◆ Exercise details: Please swap "grid-line" for "gridline" everywhere in the material below and write the lines out again with nothing else changed. Leave the pictures out of your answer.

◆ Provided information:
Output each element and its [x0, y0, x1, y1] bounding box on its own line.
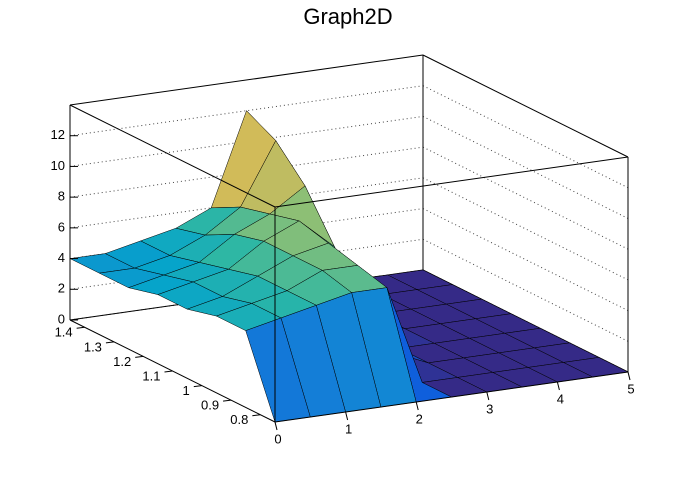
x-tick-label: 0 — [274, 431, 281, 446]
y-tick-label: 1.1 — [142, 368, 160, 383]
z-tick-label: 0 — [58, 311, 65, 326]
tick-mark — [252, 414, 261, 417]
y-tick-label: 0.8 — [230, 412, 248, 427]
z-tick-label: 8 — [58, 189, 65, 204]
y-tick-label: 1 — [183, 383, 190, 398]
z-tick-label: 12 — [51, 127, 65, 142]
grid-line — [422, 177, 629, 281]
grid-line — [422, 85, 629, 189]
tick-mark — [76, 326, 85, 329]
z-tick-label: 2 — [58, 281, 65, 296]
tick-mark — [274, 421, 278, 431]
tick-mark — [415, 401, 419, 411]
tick-mark — [556, 381, 560, 391]
y-tick-label: 1.4 — [55, 325, 73, 340]
x-tick-label: 2 — [416, 411, 423, 426]
tick-mark — [193, 385, 202, 388]
tick-mark — [345, 411, 349, 421]
z-tick-label: 6 — [58, 219, 65, 234]
x-tick-label: 3 — [486, 401, 493, 416]
tick-mark — [223, 399, 232, 402]
z-tick-label: 10 — [51, 158, 65, 173]
box-edge — [274, 371, 629, 423]
box-edge — [274, 156, 629, 208]
grid-line — [422, 146, 629, 250]
tick-mark — [164, 370, 173, 373]
x-tick-label: 1 — [345, 421, 352, 436]
z-tick-label: 4 — [58, 250, 65, 265]
tick-mark — [135, 355, 144, 358]
tick-mark — [105, 341, 114, 344]
tick-mark — [627, 371, 631, 381]
box-edge — [69, 54, 424, 106]
chart-title: Graph2D — [303, 4, 392, 29]
y-tick-label: 0.9 — [201, 398, 219, 413]
tick-mark — [486, 391, 490, 401]
box-edge — [422, 54, 629, 158]
grid-line — [422, 115, 629, 219]
x-tick-label: 4 — [557, 391, 564, 406]
box-edge — [69, 104, 276, 208]
x-tick-label: 5 — [627, 381, 634, 396]
y-tick-label: 1.2 — [113, 354, 131, 369]
y-tick-label: 1.3 — [84, 339, 102, 354]
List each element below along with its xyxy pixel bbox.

◆ Solved exercise:
Output each element and its [x0, y0, x1, y1] bounding box on its own line.
x-tick-label: 0 — [274, 431, 281, 446]
y-tick-label: 1.1 — [142, 368, 160, 383]
z-tick-label: 0 — [58, 311, 65, 326]
tick-mark — [252, 414, 261, 417]
y-tick-label: 0.8 — [230, 412, 248, 427]
z-tick-label: 8 — [58, 189, 65, 204]
y-tick-label: 1 — [183, 383, 190, 398]
z-tick-label: 12 — [51, 127, 65, 142]
gridline — [422, 177, 629, 281]
gridline — [422, 85, 629, 189]
tick-mark — [76, 326, 85, 329]
z-tick-label: 2 — [58, 281, 65, 296]
tick-mark — [274, 421, 278, 431]
tick-mark — [415, 401, 419, 411]
tick-mark — [556, 381, 560, 391]
y-tick-label: 1.4 — [55, 325, 73, 340]
x-tick-label: 2 — [416, 411, 423, 426]
tick-mark — [193, 385, 202, 388]
tick-mark — [345, 411, 349, 421]
z-tick-label: 6 — [58, 219, 65, 234]
x-tick-label: 3 — [486, 401, 493, 416]
tick-mark — [223, 399, 232, 402]
z-tick-label: 10 — [51, 158, 65, 173]
box-edge — [274, 371, 629, 423]
box-edge — [274, 156, 629, 208]
gridline — [422, 146, 629, 250]
tick-mark — [164, 370, 173, 373]
x-tick-label: 1 — [345, 421, 352, 436]
z-tick-label: 4 — [58, 250, 65, 265]
tick-mark — [135, 355, 144, 358]
tick-mark — [105, 341, 114, 344]
tick-mark — [627, 371, 631, 381]
box-edge — [69, 54, 424, 106]
chart-title: Graph2D — [303, 4, 392, 29]
y-tick-label: 0.9 — [201, 398, 219, 413]
tick-mark — [486, 391, 490, 401]
box-edge — [422, 54, 629, 158]
gridline — [422, 115, 629, 219]
x-tick-label: 4 — [557, 391, 564, 406]
box-edge — [69, 104, 276, 208]
x-tick-label: 5 — [627, 381, 634, 396]
y-tick-label: 1.2 — [113, 354, 131, 369]
y-tick-label: 1.3 — [84, 339, 102, 354]
List each element below along with its xyxy pixel bbox.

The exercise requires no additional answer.